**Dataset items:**
####################
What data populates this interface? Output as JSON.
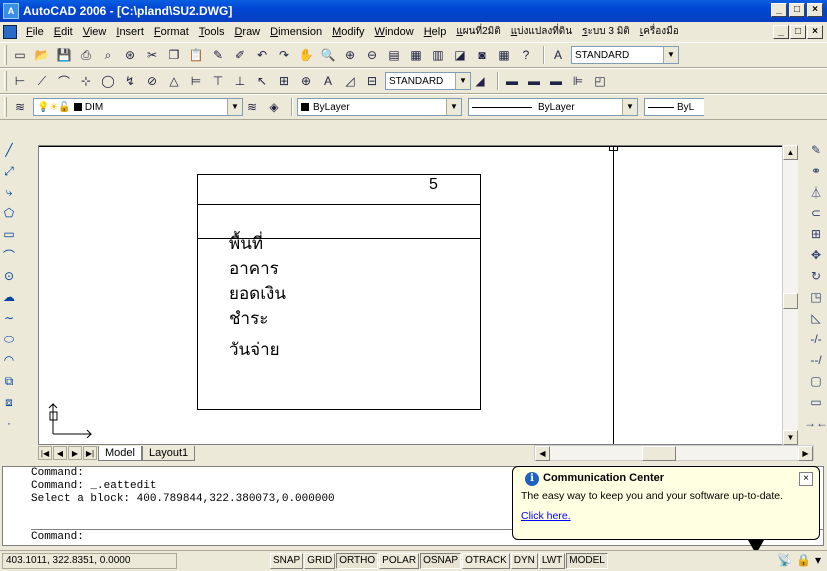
{
  "window": {
    "title": "AutoCAD 2006 - [C:\\pland\\SU2.DWG]",
    "app_icon": "autocad-icon",
    "buttons": [
      "_",
      "□",
      "×"
    ]
  },
  "menubar": {
    "items": [
      "File",
      "Edit",
      "View",
      "Insert",
      "Format",
      "Tools",
      "Draw",
      "Dimension",
      "Modify",
      "Window",
      "Help",
      "แผนที่2มิติ",
      "แบ่งแปลงที่ดิน",
      "ระบบ 3 มิติ",
      "เครื่องมือ"
    ],
    "mdi_buttons": [
      "_",
      "□",
      "×"
    ]
  },
  "toolbars": {
    "standard": {
      "text_style_combo": "STANDARD"
    },
    "dimension": {
      "dim_style_combo": "STANDARD"
    },
    "layers": {
      "layer_combo": "DIM",
      "color_combo": "ByLayer",
      "linetype_combo": "ByLayer",
      "lineweight_combo": "ByL"
    }
  },
  "drawing": {
    "block_number": "5",
    "text_rows": [
      "พื้นที่",
      "อาคาร",
      "ยอดเงิน",
      "ชำระ",
      "วันจ่าย"
    ]
  },
  "tabs": {
    "nav": [
      "|◀",
      "◀",
      "▶",
      "▶|"
    ],
    "items": [
      "Model",
      "Layout1"
    ]
  },
  "command": {
    "lines": [
      "Command:",
      "Command: _.eattedit",
      "Select a block: 400.789844,322.380073,0.000000"
    ],
    "prompt": "Command:"
  },
  "balloon": {
    "title": "Communication Center",
    "message": "The easy way to keep you and your software up-to-date.",
    "link": "Click here."
  },
  "statusbar": {
    "coords": "403.1011, 322.8351, 0.0000",
    "toggles": [
      {
        "label": "SNAP",
        "on": false
      },
      {
        "label": "GRID",
        "on": false
      },
      {
        "label": "ORTHO",
        "on": true
      },
      {
        "label": "POLAR",
        "on": false
      },
      {
        "label": "OSNAP",
        "on": true
      },
      {
        "label": "OTRACK",
        "on": false
      },
      {
        "label": "DYN",
        "on": false
      },
      {
        "label": "LWT",
        "on": false
      },
      {
        "label": "MODEL",
        "on": true
      }
    ]
  }
}
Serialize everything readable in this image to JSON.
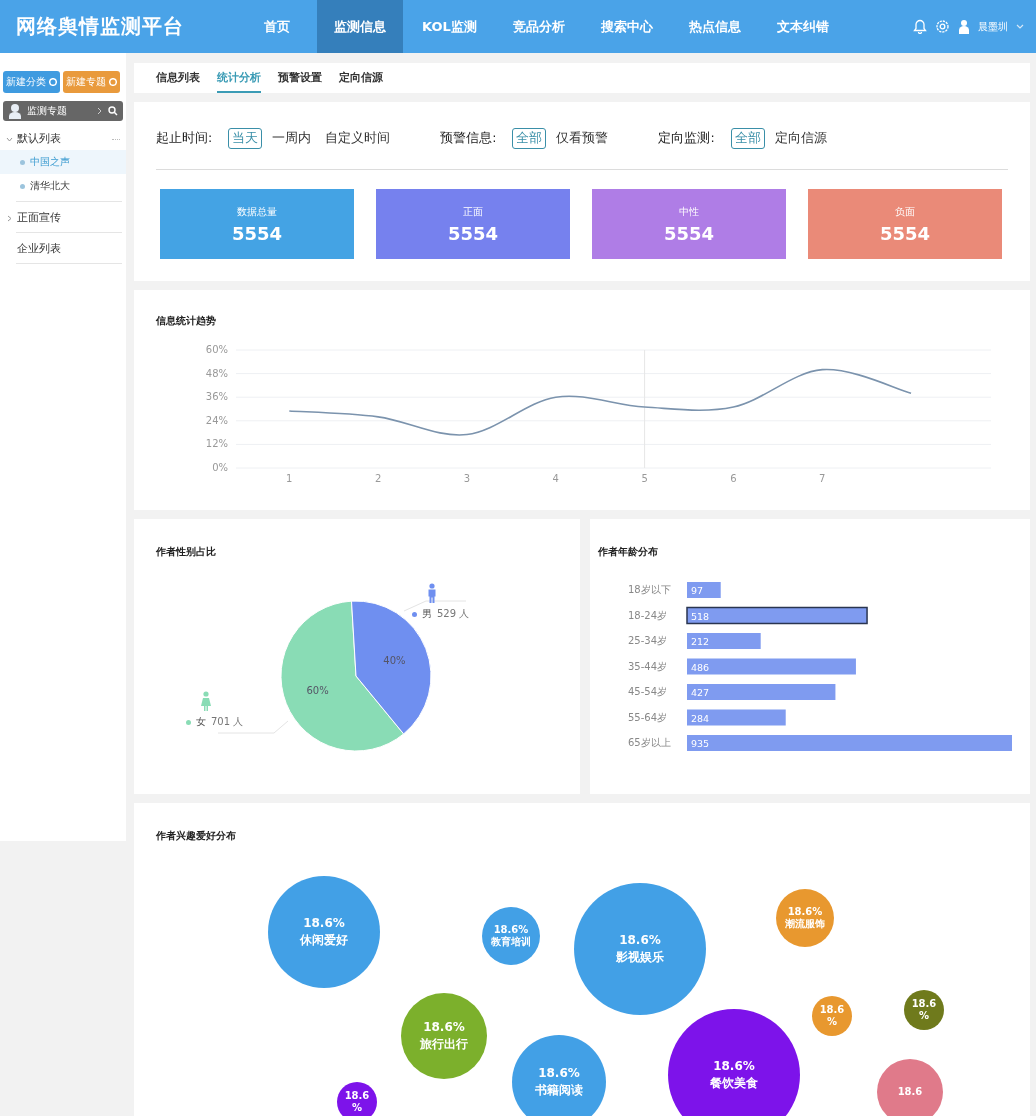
{
  "header": {
    "title": "网络舆情监测平台",
    "nav": [
      {
        "label": "首页",
        "selected": false
      },
      {
        "label": "监测信息",
        "selected": true
      },
      {
        "label": "KOL监测",
        "selected": false
      },
      {
        "label": "竞品分析",
        "selected": false
      },
      {
        "label": "搜索中心",
        "selected": false
      },
      {
        "label": "热点信息",
        "selected": false
      },
      {
        "label": "文本纠错",
        "selected": false
      }
    ],
    "user": "晨墨圳"
  },
  "sidebar": {
    "buttons": [
      {
        "label": "新建分类",
        "kind": "primary"
      },
      {
        "label": "新建专题",
        "kind": "warning"
      }
    ],
    "panel_title": "监测专题",
    "tree": [
      {
        "label": "默认列表",
        "expanded": true,
        "children": [
          {
            "label": "中国之声",
            "selected": true
          },
          {
            "label": "清华北大",
            "selected": false
          }
        ]
      },
      {
        "label": "正面宣传",
        "expanded": false
      },
      {
        "label": "企业列表"
      }
    ]
  },
  "tabs": [
    {
      "label": "信息列表",
      "selected": false
    },
    {
      "label": "统计分析",
      "selected": true
    },
    {
      "label": "预警设置",
      "selected": false
    },
    {
      "label": "定向信源",
      "selected": false
    }
  ],
  "filters": [
    {
      "label": "起止时间:",
      "options": [
        {
          "label": "当天",
          "selected": true
        },
        {
          "label": "一周内",
          "selected": false
        },
        {
          "label": "自定义时间",
          "selected": false
        }
      ]
    },
    {
      "label": "预警信息:",
      "options": [
        {
          "label": "全部",
          "selected": true
        },
        {
          "label": "仅看预警",
          "selected": false
        }
      ]
    },
    {
      "label": "定向监测:",
      "options": [
        {
          "label": "全部",
          "selected": true
        },
        {
          "label": "定向信源",
          "selected": false
        }
      ]
    }
  ],
  "stats": [
    {
      "label": "数据总量",
      "value": "5554",
      "color": "#44a3e4"
    },
    {
      "label": "正面",
      "value": "5554",
      "color": "#7681ee"
    },
    {
      "label": "中性",
      "value": "5554",
      "color": "#af7de6"
    },
    {
      "label": "负面",
      "value": "5554",
      "color": "#ea8a78"
    }
  ],
  "trend": {
    "title": "信息统计趋势",
    "chart_data": {
      "type": "line",
      "x": [
        1,
        2,
        3,
        4,
        5,
        6,
        7,
        8
      ],
      "xlim": [
        0.4,
        8.9
      ],
      "xticks": [
        1,
        2,
        3,
        4,
        5,
        6,
        7
      ],
      "ylim": [
        0,
        60
      ],
      "grid": true,
      "ref_lines": [
        {
          "axis": "x",
          "value": 5
        }
      ],
      "yticks": [
        {
          "value": 0,
          "label": "0%"
        },
        {
          "value": 12,
          "label": "12%"
        },
        {
          "value": 24,
          "label": "24%"
        },
        {
          "value": 36,
          "label": "36%"
        },
        {
          "value": 48,
          "label": "48%"
        },
        {
          "value": 60,
          "label": "60%"
        }
      ],
      "series": [
        {
          "color": "#7b93ad",
          "values": [
            29,
            26,
            17,
            36,
            31,
            31,
            50,
            38
          ]
        }
      ]
    }
  },
  "gender": {
    "title": "作者性别占比",
    "chart_data": {
      "type": "pie",
      "categories": [
        "女",
        "男"
      ],
      "values": [
        60,
        40
      ],
      "value_labels": [
        "60%",
        "40%"
      ],
      "legend": "upper left"
    },
    "legend": [
      {
        "count": "701 人",
        "color": "#89dcb5"
      },
      {
        "count": "529 人",
        "color": "#6f8ff0"
      }
    ]
  },
  "age": {
    "title": "作者年龄分布",
    "chart_data": {
      "type": "bar",
      "orientation": "horizontal",
      "categories": [
        "18岁以下",
        "18-24岁",
        "25-34岁",
        "35-44岁",
        "45-54岁",
        "55-64岁",
        "65岁以上"
      ],
      "series": [
        {
          "color": "#7f9bf0",
          "values": [
            97,
            518,
            212,
            486,
            427,
            284,
            935
          ]
        }
      ],
      "data_labels": true
    },
    "bars": [
      {
        "outlined": false
      },
      {
        "outlined": true
      },
      {
        "outlined": false
      },
      {
        "outlined": false
      },
      {
        "outlined": false
      },
      {
        "outlined": false
      },
      {
        "outlined": false
      }
    ]
  },
  "interests": {
    "title": "作者兴趣爱好分布",
    "bubbles": [
      {
        "lines": [
          "18.6%",
          "休闲爱好"
        ],
        "color": "#42a0e6"
      },
      {
        "lines": [
          "18.6%",
          "教育培训"
        ],
        "color": "#42a0e6"
      },
      {
        "lines": [
          "18.6%",
          "影视娱乐"
        ],
        "color": "#42a0e6"
      },
      {
        "lines": [
          "18.6%",
          "潮流服饰"
        ],
        "color": "#e8982f"
      },
      {
        "lines": [
          "18.6%",
          "旅行出行"
        ],
        "color": "#7cb02c"
      },
      {
        "lines": [
          "18.6%",
          "书籍阅读"
        ],
        "color": "#42a0e6"
      },
      {
        "lines": [
          "18.6%",
          "餐饮美食"
        ],
        "color": "#7d13ea"
      },
      {
        "lines": [
          "18.6",
          "%"
        ],
        "color": "#e8982f"
      },
      {
        "lines": [
          "18.6",
          "%"
        ],
        "color": "#6f7a1c"
      },
      {
        "lines": [
          "18.6"
        ],
        "color": "#e07a8a"
      },
      {
        "lines": [
          "18.6",
          "%"
        ],
        "color": "#7d13ea"
      }
    ]
  }
}
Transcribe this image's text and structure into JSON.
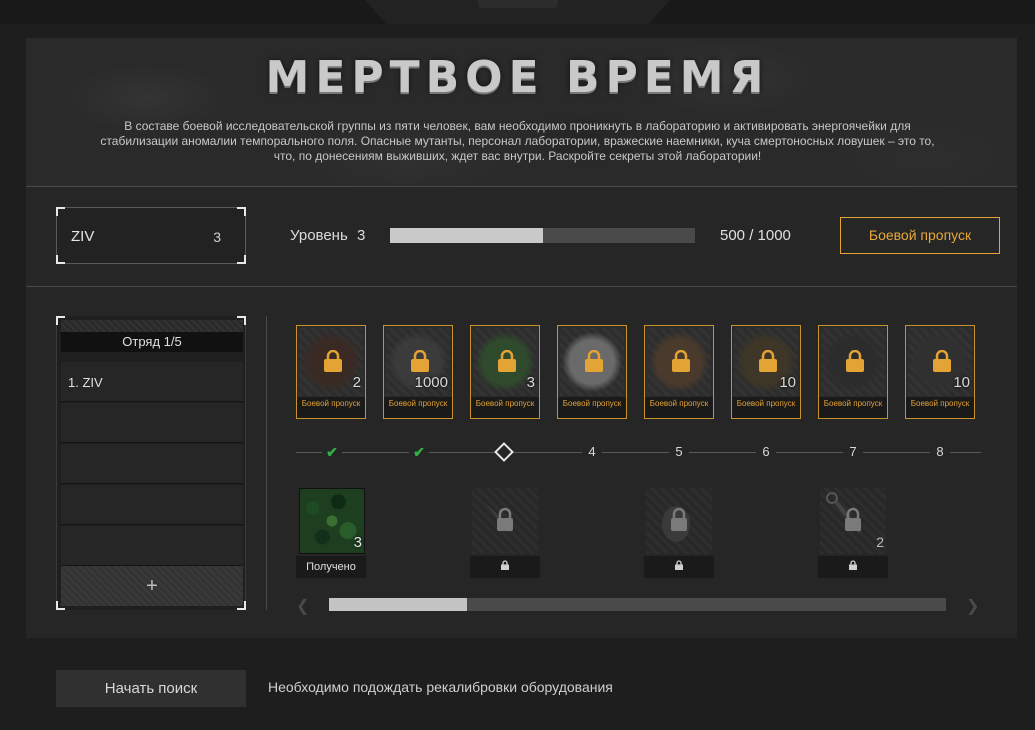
{
  "header": {
    "title": "МЕРТВОЕ ВРЕМЯ",
    "description": "В составе боевой исследовательской группы из пяти человек, вам необходимо проникнуть в лабораторию и активировать энергоячейки для стабилизации аномалии темпорального поля. Опасные мутанты, персонал лаборатории, вражеские наемники, куча смертоносных ловушек – это то, что, по донесениям выживших, ждет вас внутри. Раскройте секреты этой лаборатории!"
  },
  "player": {
    "name": "ZIV",
    "level": "3"
  },
  "progress": {
    "level_label": "Уровень",
    "level_value": "3",
    "xp_text": "500 / 1000",
    "xp_fraction": 0.5,
    "battle_pass_label": "Боевой пропуск"
  },
  "squad": {
    "title": "Отряд 1/5",
    "members": [
      "1.  ZIV"
    ],
    "add_label": "+"
  },
  "premium_rewards": [
    {
      "icon": "badge-reward-icon",
      "qty": "2",
      "label": "Боевой пропуск"
    },
    {
      "icon": "credits-reward-icon",
      "qty": "1000",
      "label": "Боевой пропуск"
    },
    {
      "icon": "weapon-paint-reward-icon",
      "qty": "3",
      "label": "Боевой пропуск"
    },
    {
      "icon": "token-reward-icon",
      "qty": "",
      "label": "Боевой пропуск"
    },
    {
      "icon": "mask-reward-icon",
      "qty": "",
      "label": "Боевой пропуск"
    },
    {
      "icon": "crate-reward-icon",
      "qty": "10",
      "label": "Боевой пропуск"
    },
    {
      "icon": "knife-reward-icon",
      "qty": "",
      "label": "Боевой пропуск"
    },
    {
      "icon": "ammo-reward-icon",
      "qty": "10",
      "label": "Боевой пропуск"
    }
  ],
  "track_nodes": [
    "4",
    "5",
    "6",
    "7",
    "8"
  ],
  "free_rewards": [
    {
      "icon": "camo-reward-icon",
      "qty": "3",
      "label": "Получено"
    },
    {
      "icon": "knife-reward-icon",
      "qty": "",
      "label": ""
    },
    {
      "icon": "grenade-reward-icon",
      "qty": "",
      "label": ""
    },
    {
      "icon": "keychain-reward-icon",
      "qty": "2",
      "label": ""
    }
  ],
  "footer": {
    "search_label": "Начать поиск",
    "wait_text": "Необходимо подождать рекалибровки оборудования"
  },
  "colors": {
    "accent": "#e3a335",
    "check": "#31b047"
  }
}
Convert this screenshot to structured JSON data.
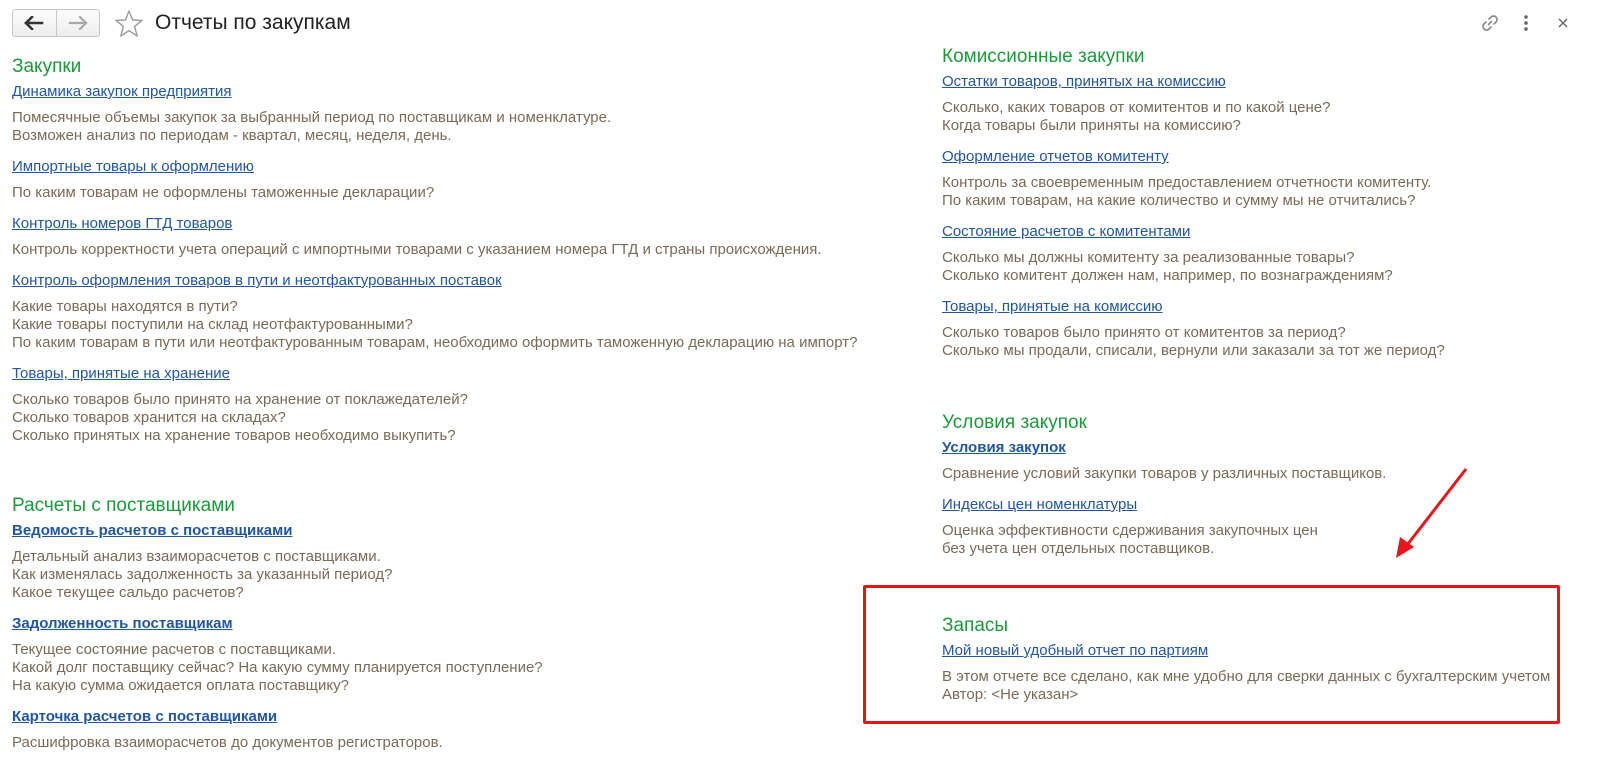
{
  "header": {
    "title": "Отчеты по закупкам",
    "icons": {
      "back": "arrow-left-icon",
      "forward": "arrow-right-icon",
      "favorite": "star-icon",
      "link": "link-icon",
      "more": "more-vertical-icon",
      "close": "close-icon"
    }
  },
  "left": {
    "purchases": {
      "title": "Закупки",
      "items": [
        {
          "label": "Динамика закупок предприятия",
          "desc": [
            "Помесячные объемы закупок за выбранный период по поставщикам и номенклатуре.",
            "Возможен анализ по периодам - квартал, месяц, неделя, день."
          ]
        },
        {
          "label": "Импортные товары к оформлению",
          "desc": [
            "По каким товарам не оформлены таможенные декларации?"
          ]
        },
        {
          "label": "Контроль номеров ГТД товаров",
          "desc": [
            "Контроль корректности учета операций с импортными товарами с указанием номера ГТД и страны происхождения."
          ]
        },
        {
          "label": "Контроль оформления товаров в пути и неотфактурованных поставок",
          "desc": [
            "Какие товары находятся в пути?",
            "Какие товары поступили на склад неотфактурованными?",
            "По каким товарам в пути или неотфактурованным товарам, необходимо оформить таможенную декларацию на импорт?"
          ]
        },
        {
          "label": "Товары, принятые на хранение",
          "desc": [
            "Сколько товаров было принято на хранение от поклажедателей?",
            "Сколько товаров хранится на складах?",
            "Сколько принятых на хранение товаров необходимо выкупить?"
          ]
        }
      ]
    },
    "settlements": {
      "title": "Расчеты с поставщиками",
      "items": [
        {
          "label": "Ведомость расчетов с поставщиками",
          "desc": [
            "Детальный анализ взаиморасчетов с поставщиками.",
            "Как изменялась задолженность за указанный период?",
            "Какое текущее сальдо расчетов?"
          ]
        },
        {
          "label": "Задолженность поставщикам",
          "desc": [
            "Текущее состояние расчетов с поставщиками.",
            "Какой долг поставщику сейчас? На какую сумму планируется поступление?",
            "На какую сумма ожидается оплата поставщику?"
          ]
        },
        {
          "label": "Карточка расчетов с поставщиками",
          "desc": [
            "Расшифровка взаиморасчетов до документов регистраторов."
          ]
        }
      ]
    }
  },
  "right": {
    "commission": {
      "title": "Комиссионные закупки",
      "items": [
        {
          "label": "Остатки товаров, принятых на комиссию",
          "desc": [
            "Сколько, каких товаров от комитентов и по какой цене?",
            "Когда товары были приняты на комиссию?"
          ]
        },
        {
          "label": "Оформление отчетов комитенту",
          "desc": [
            "Контроль за своевременным предоставлением отчетности комитенту.",
            "По каким товарам, на какие количество и сумму мы не отчитались?"
          ]
        },
        {
          "label": "Состояние расчетов с комитентами",
          "desc": [
            "Сколько мы должны комитенту за реализованные товары?",
            "Сколько комитент должен нам, например, по вознаграждениям?"
          ]
        },
        {
          "label": "Товары, принятые на комиссию",
          "desc": [
            "Сколько товаров было принято от комитентов за период?",
            "Сколько мы продали, списали, вернули или заказали за тот же период?"
          ]
        }
      ]
    },
    "conditions": {
      "title": "Условия закупок",
      "items": [
        {
          "label": "Условия закупок",
          "desc": [
            "Сравнение условий закупки товаров у различных поставщиков."
          ]
        },
        {
          "label": "Индексы цен номенклатуры",
          "desc": [
            "Оценка эффективности сдерживания закупочных цен",
            "без учета цен отдельных поставщиков."
          ]
        }
      ]
    },
    "stock": {
      "title": "Запасы",
      "items": [
        {
          "label": "Мой новый удобный отчет по партиям",
          "desc": [
            "В этом отчете все сделано, как мне удобно для сверки данных с бухгалтерским учетом",
            "Автор: <Не указан>"
          ]
        }
      ]
    }
  },
  "annotations": {
    "highlight_color": "#e8161a"
  },
  "colors": {
    "section_title": "#1b9a3a",
    "link": "#2155a5",
    "description": "#7a6a57"
  }
}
####################
**Exercise aim:** Among the records above, how many lines carry the string "принятых"? Reply with the number alone.

**Expected answer:** 2